Data supplied:

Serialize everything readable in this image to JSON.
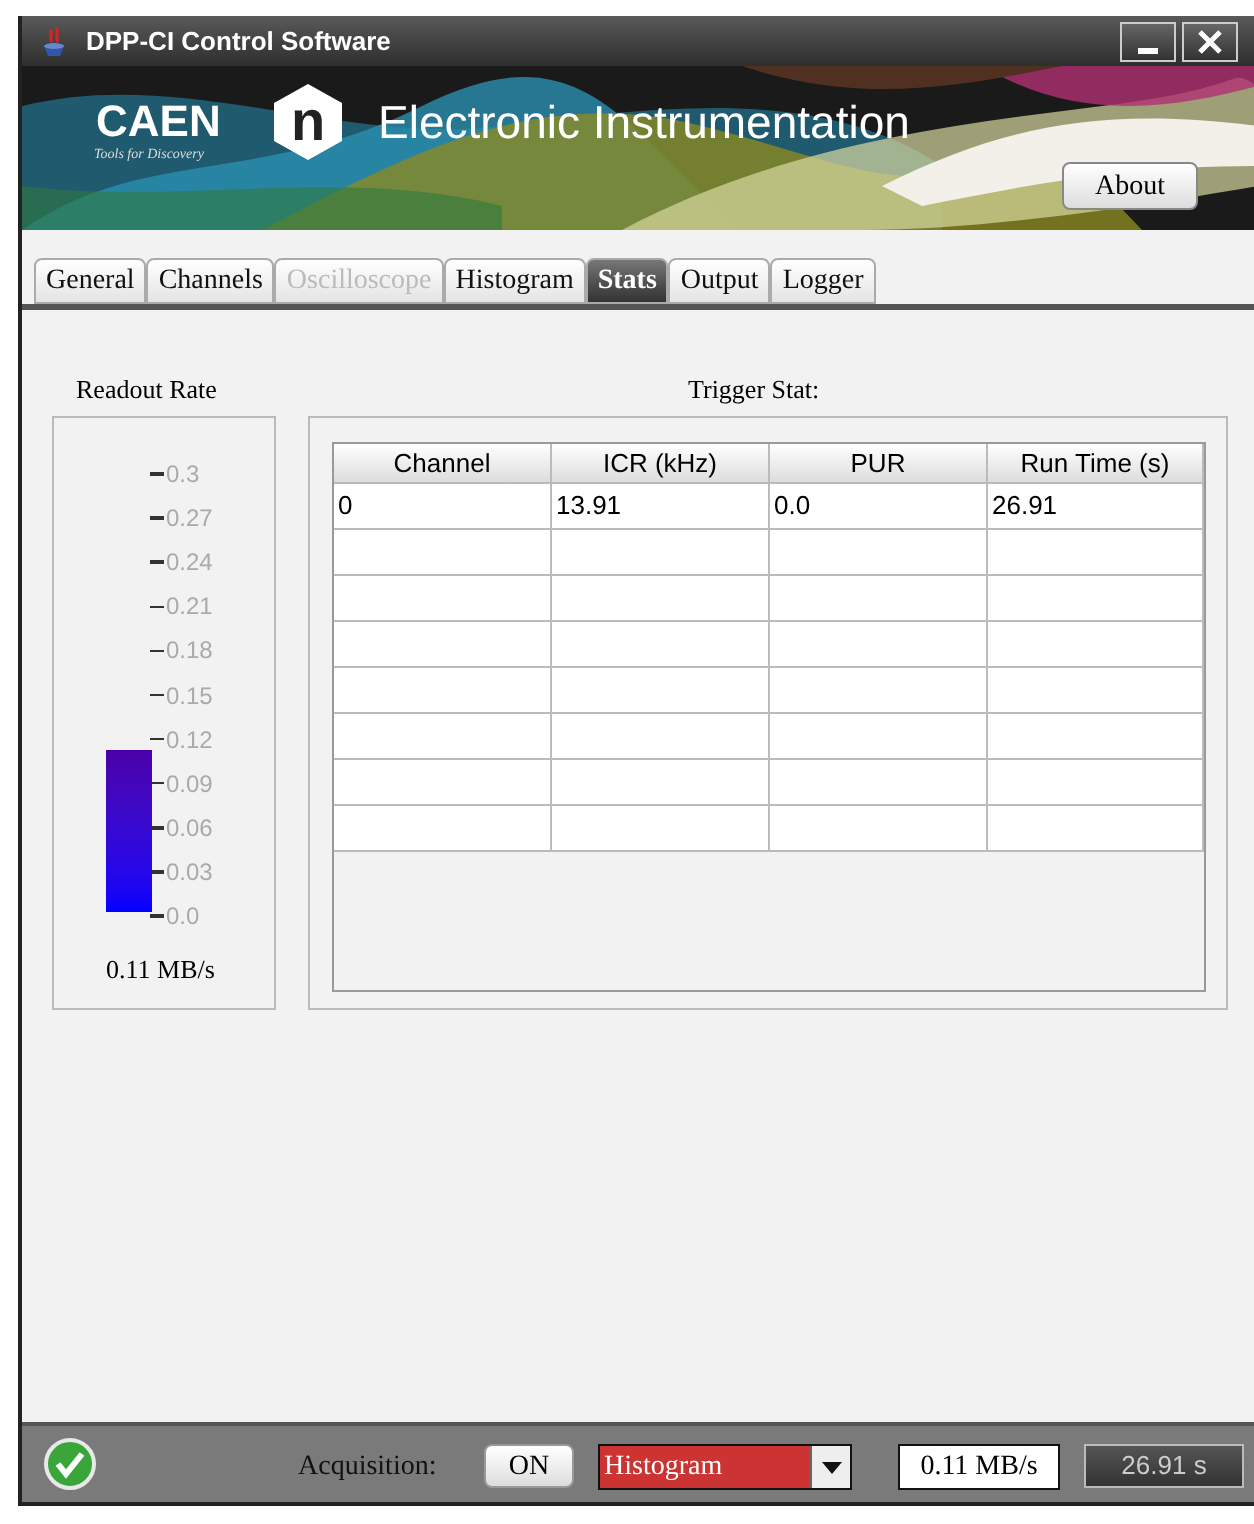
{
  "window": {
    "title": "DPP-CI Control Software"
  },
  "banner": {
    "logo": "CAEN",
    "tagline": "Tools for Discovery",
    "mark": "n",
    "heading": "Electronic Instrumentation",
    "about_button": "About"
  },
  "tabs": [
    {
      "label": "General",
      "selected": false,
      "disabled": false
    },
    {
      "label": "Channels",
      "selected": false,
      "disabled": false
    },
    {
      "label": "Oscilloscope",
      "selected": false,
      "disabled": true
    },
    {
      "label": "Histogram",
      "selected": false,
      "disabled": false
    },
    {
      "label": "Stats",
      "selected": true,
      "disabled": false
    },
    {
      "label": "Output",
      "selected": false,
      "disabled": false
    },
    {
      "label": "Logger",
      "selected": false,
      "disabled": false
    }
  ],
  "readout_rate": {
    "title": "Readout Rate",
    "scale": [
      "0.3",
      "0.27",
      "0.24",
      "0.21",
      "0.18",
      "0.15",
      "0.12",
      "0.09",
      "0.06",
      "0.03",
      "0.0"
    ],
    "reading": "0.11 MB/s"
  },
  "trigger_stats": {
    "title": "Trigger Stat:",
    "columns": [
      "Channel",
      "ICR (kHz)",
      "PUR",
      "Run Time (s)"
    ],
    "rows": [
      [
        "0",
        "13.91",
        "0.0",
        "26.91"
      ]
    ]
  },
  "status_bar": {
    "ok": true,
    "acquisition_label": "Acquisition:",
    "acquisition_button": "ON",
    "mode": "Histogram",
    "rate": "0.11 MB/s",
    "time": "26.91 s"
  }
}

Task goal:
Write out each entry exactly as given, but skip the pictures.

Full solution:
Serialize everything readable in this image to JSON.
{
  "window": {
    "title": "DPP-CI Control Software"
  },
  "banner": {
    "logo": "CAEN",
    "tagline": "Tools for Discovery",
    "mark": "n",
    "heading": "Electronic Instrumentation",
    "about_button": "About"
  },
  "tabs": [
    {
      "label": "General",
      "selected": false,
      "disabled": false
    },
    {
      "label": "Channels",
      "selected": false,
      "disabled": false
    },
    {
      "label": "Oscilloscope",
      "selected": false,
      "disabled": true
    },
    {
      "label": "Histogram",
      "selected": false,
      "disabled": false
    },
    {
      "label": "Stats",
      "selected": true,
      "disabled": false
    },
    {
      "label": "Output",
      "selected": false,
      "disabled": false
    },
    {
      "label": "Logger",
      "selected": false,
      "disabled": false
    }
  ],
  "readout_rate": {
    "title": "Readout Rate",
    "scale": [
      "0.3",
      "0.27",
      "0.24",
      "0.21",
      "0.18",
      "0.15",
      "0.12",
      "0.09",
      "0.06",
      "0.03",
      "0.0"
    ],
    "reading": "0.11 MB/s"
  },
  "trigger_stats": {
    "title": "Trigger Stat:",
    "columns": [
      "Channel",
      "ICR (kHz)",
      "PUR",
      "Run Time (s)"
    ],
    "rows": [
      [
        "0",
        "13.91",
        "0.0",
        "26.91"
      ]
    ]
  },
  "status_bar": {
    "ok": true,
    "acquisition_label": "Acquisition:",
    "acquisition_button": "ON",
    "mode": "Histogram",
    "rate": "0.11 MB/s",
    "time": "26.91 s"
  }
}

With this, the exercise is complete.